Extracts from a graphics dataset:
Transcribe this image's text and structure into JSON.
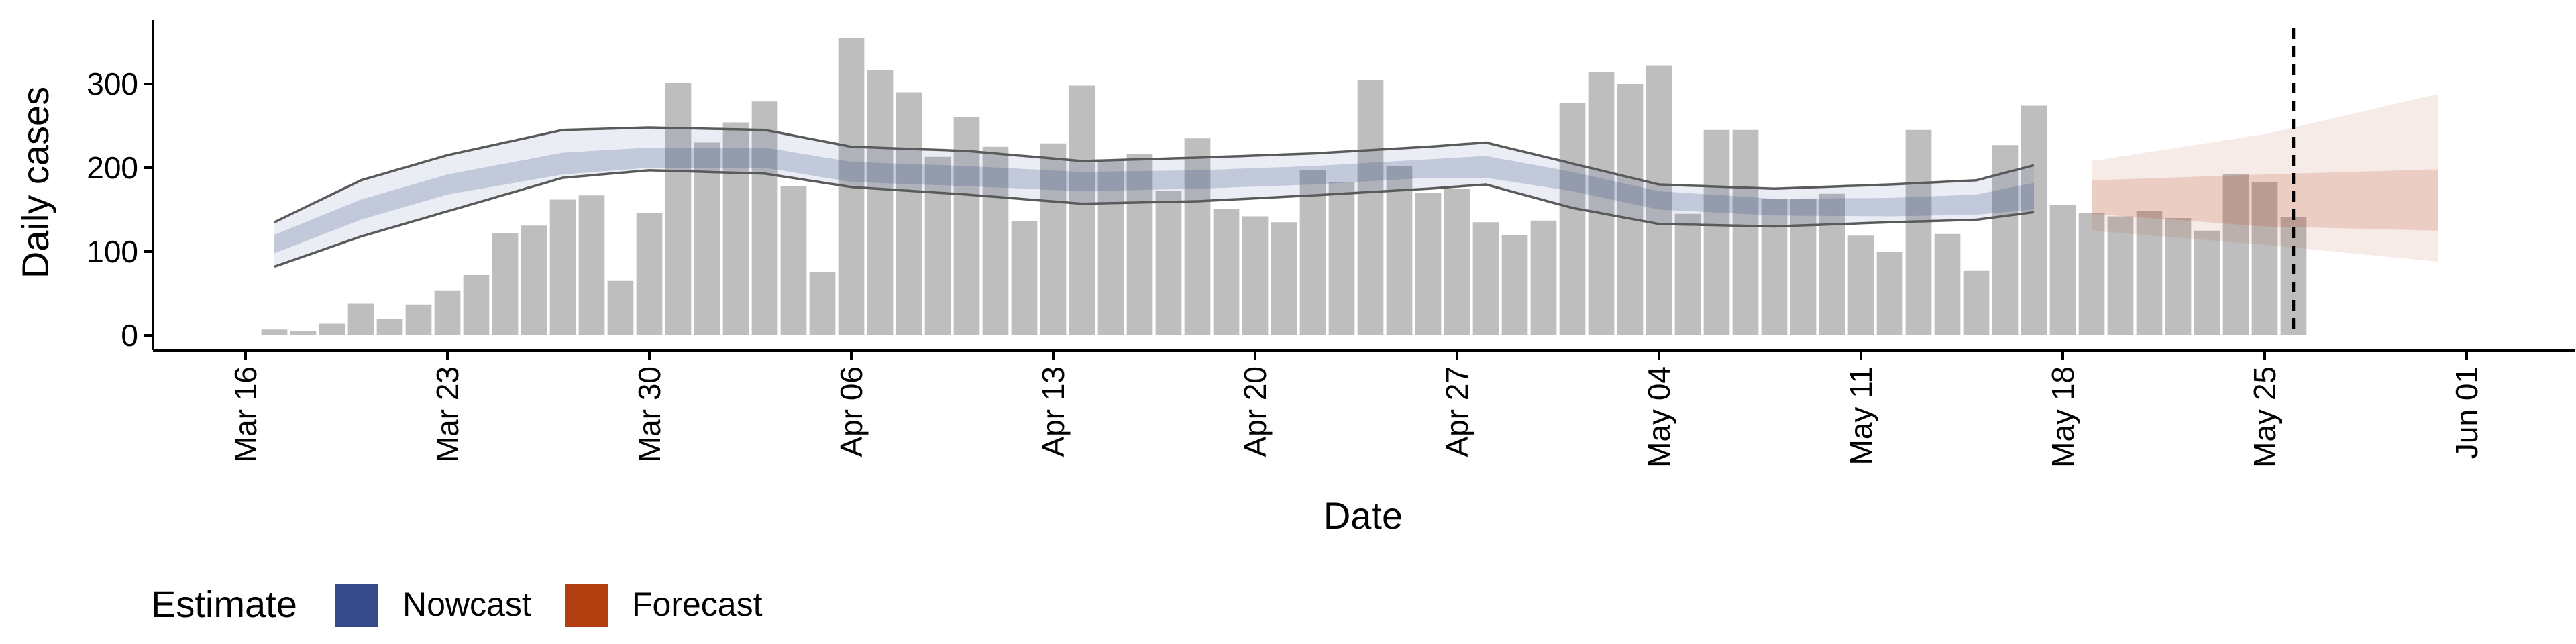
{
  "chart_data": {
    "type": "bar",
    "xlabel": "Date",
    "ylabel": "Daily cases",
    "ylim": [
      -15,
      370
    ],
    "y_ticks": [
      0,
      100,
      200,
      300
    ],
    "x_range": [
      "2020-03-15",
      "2020-06-01"
    ],
    "x_ticks": [
      "2020-03-16",
      "2020-03-23",
      "2020-03-30",
      "2020-04-06",
      "2020-04-13",
      "2020-04-20",
      "2020-04-27",
      "2020-05-04",
      "2020-05-11",
      "2020-05-18",
      "2020-05-25",
      "2020-06-01"
    ],
    "x_tick_labels": [
      "Mar 16",
      "Mar 23",
      "Mar 30",
      "Apr 06",
      "Apr 13",
      "Apr 20",
      "Apr 27",
      "May 04",
      "May 11",
      "May 18",
      "May 25",
      "Jun 01"
    ],
    "bar_start_date": "2020-03-17",
    "bar_values": [
      7,
      5,
      14,
      38,
      20,
      37,
      53,
      72,
      122,
      131,
      162,
      167,
      65,
      146,
      301,
      230,
      254,
      279,
      178,
      76,
      355,
      316,
      290,
      213,
      260,
      225,
      136,
      229,
      298,
      210,
      216,
      172,
      235,
      151,
      142,
      135,
      197,
      183,
      304,
      202,
      170,
      175,
      135,
      120,
      137,
      277,
      314,
      300,
      322,
      145,
      245,
      245,
      163,
      163,
      169,
      119,
      100,
      245,
      121,
      77,
      227,
      274,
      156,
      146,
      142,
      148,
      140,
      125,
      192,
      183,
      141
    ],
    "vline_date": "2020-05-26",
    "legend": {
      "title": "Estimate",
      "position": "bottom",
      "items": [
        {
          "label": "Nowcast",
          "color": "#344a8a"
        },
        {
          "label": "Forecast",
          "color": "#b33e0f"
        }
      ]
    },
    "series": [
      {
        "name": "Nowcast",
        "start_date": "2020-03-17",
        "end_date": "2020-05-17",
        "knots_date": [
          "2020-03-17",
          "2020-03-20",
          "2020-03-23",
          "2020-03-27",
          "2020-03-30",
          "2020-04-03",
          "2020-04-06",
          "2020-04-10",
          "2020-04-14",
          "2020-04-18",
          "2020-04-22",
          "2020-04-26",
          "2020-04-28",
          "2020-05-01",
          "2020-05-04",
          "2020-05-08",
          "2020-05-12",
          "2020-05-15",
          "2020-05-17"
        ],
        "median": [
          108,
          150,
          180,
          205,
          212,
          212,
          195,
          190,
          183,
          185,
          190,
          198,
          200,
          183,
          160,
          153,
          153,
          156,
          165
        ],
        "inner_lower": [
          98,
          138,
          168,
          192,
          200,
          200,
          183,
          178,
          172,
          175,
          180,
          188,
          188,
          172,
          150,
          143,
          142,
          144,
          150
        ],
        "inner_upper": [
          120,
          162,
          192,
          218,
          224,
          224,
          207,
          202,
          195,
          197,
          202,
          210,
          214,
          195,
          172,
          163,
          164,
          168,
          182
        ],
        "outer_lower": [
          82,
          118,
          148,
          188,
          197,
          193,
          177,
          168,
          157,
          160,
          167,
          175,
          180,
          152,
          133,
          130,
          135,
          138,
          147
        ],
        "outer_upper": [
          135,
          185,
          215,
          245,
          248,
          245,
          225,
          220,
          208,
          212,
          217,
          225,
          230,
          205,
          180,
          175,
          180,
          185,
          203
        ]
      },
      {
        "name": "Forecast",
        "start_date": "2020-05-19",
        "end_date": "2020-05-31",
        "knots_date": [
          "2020-05-19",
          "2020-05-25",
          "2020-05-31"
        ],
        "median": [
          165,
          162,
          163
        ],
        "inner_lower": [
          145,
          130,
          125
        ],
        "inner_upper": [
          185,
          192,
          198
        ],
        "outer_lower": [
          125,
          108,
          88
        ],
        "outer_upper": [
          208,
          240,
          288
        ]
      }
    ]
  }
}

• _Your task_
Reproduce the records verbatim, omitting all images they contain.

• _Answer for this exercise_
Transcribe this image's text and structure into JSON.
{
  "chart_data": {
    "type": "bar",
    "xlabel": "Date",
    "ylabel": "Daily cases",
    "ylim": [
      -15,
      370
    ],
    "y_ticks": [
      0,
      100,
      200,
      300
    ],
    "x_range": [
      "2020-03-15",
      "2020-06-01"
    ],
    "x_ticks": [
      "2020-03-16",
      "2020-03-23",
      "2020-03-30",
      "2020-04-06",
      "2020-04-13",
      "2020-04-20",
      "2020-04-27",
      "2020-05-04",
      "2020-05-11",
      "2020-05-18",
      "2020-05-25",
      "2020-06-01"
    ],
    "x_tick_labels": [
      "Mar 16",
      "Mar 23",
      "Mar 30",
      "Apr 06",
      "Apr 13",
      "Apr 20",
      "Apr 27",
      "May 04",
      "May 11",
      "May 18",
      "May 25",
      "Jun 01"
    ],
    "bar_start_date": "2020-03-17",
    "bar_values": [
      7,
      5,
      14,
      38,
      20,
      37,
      53,
      72,
      122,
      131,
      162,
      167,
      65,
      146,
      301,
      230,
      254,
      279,
      178,
      76,
      355,
      316,
      290,
      213,
      260,
      225,
      136,
      229,
      298,
      210,
      216,
      172,
      235,
      151,
      142,
      135,
      197,
      183,
      304,
      202,
      170,
      175,
      135,
      120,
      137,
      277,
      314,
      300,
      322,
      145,
      245,
      245,
      163,
      163,
      169,
      119,
      100,
      245,
      121,
      77,
      227,
      274,
      156,
      146,
      142,
      148,
      140,
      125,
      192,
      183,
      141
    ],
    "vline_date": "2020-05-26",
    "legend": {
      "title": "Estimate",
      "position": "bottom",
      "items": [
        {
          "label": "Nowcast",
          "color": "#344a8a"
        },
        {
          "label": "Forecast",
          "color": "#b33e0f"
        }
      ]
    },
    "series": [
      {
        "name": "Nowcast",
        "start_date": "2020-03-17",
        "end_date": "2020-05-17",
        "knots_date": [
          "2020-03-17",
          "2020-03-20",
          "2020-03-23",
          "2020-03-27",
          "2020-03-30",
          "2020-04-03",
          "2020-04-06",
          "2020-04-10",
          "2020-04-14",
          "2020-04-18",
          "2020-04-22",
          "2020-04-26",
          "2020-04-28",
          "2020-05-01",
          "2020-05-04",
          "2020-05-08",
          "2020-05-12",
          "2020-05-15",
          "2020-05-17"
        ],
        "median": [
          108,
          150,
          180,
          205,
          212,
          212,
          195,
          190,
          183,
          185,
          190,
          198,
          200,
          183,
          160,
          153,
          153,
          156,
          165
        ],
        "inner_lower": [
          98,
          138,
          168,
          192,
          200,
          200,
          183,
          178,
          172,
          175,
          180,
          188,
          188,
          172,
          150,
          143,
          142,
          144,
          150
        ],
        "inner_upper": [
          120,
          162,
          192,
          218,
          224,
          224,
          207,
          202,
          195,
          197,
          202,
          210,
          214,
          195,
          172,
          163,
          164,
          168,
          182
        ],
        "outer_lower": [
          82,
          118,
          148,
          188,
          197,
          193,
          177,
          168,
          157,
          160,
          167,
          175,
          180,
          152,
          133,
          130,
          135,
          138,
          147
        ],
        "outer_upper": [
          135,
          185,
          215,
          245,
          248,
          245,
          225,
          220,
          208,
          212,
          217,
          225,
          230,
          205,
          180,
          175,
          180,
          185,
          203
        ]
      },
      {
        "name": "Forecast",
        "start_date": "2020-05-19",
        "end_date": "2020-05-31",
        "knots_date": [
          "2020-05-19",
          "2020-05-25",
          "2020-05-31"
        ],
        "median": [
          165,
          162,
          163
        ],
        "inner_lower": [
          145,
          130,
          125
        ],
        "inner_upper": [
          185,
          192,
          198
        ],
        "outer_lower": [
          125,
          108,
          88
        ],
        "outer_upper": [
          208,
          240,
          288
        ]
      }
    ]
  }
}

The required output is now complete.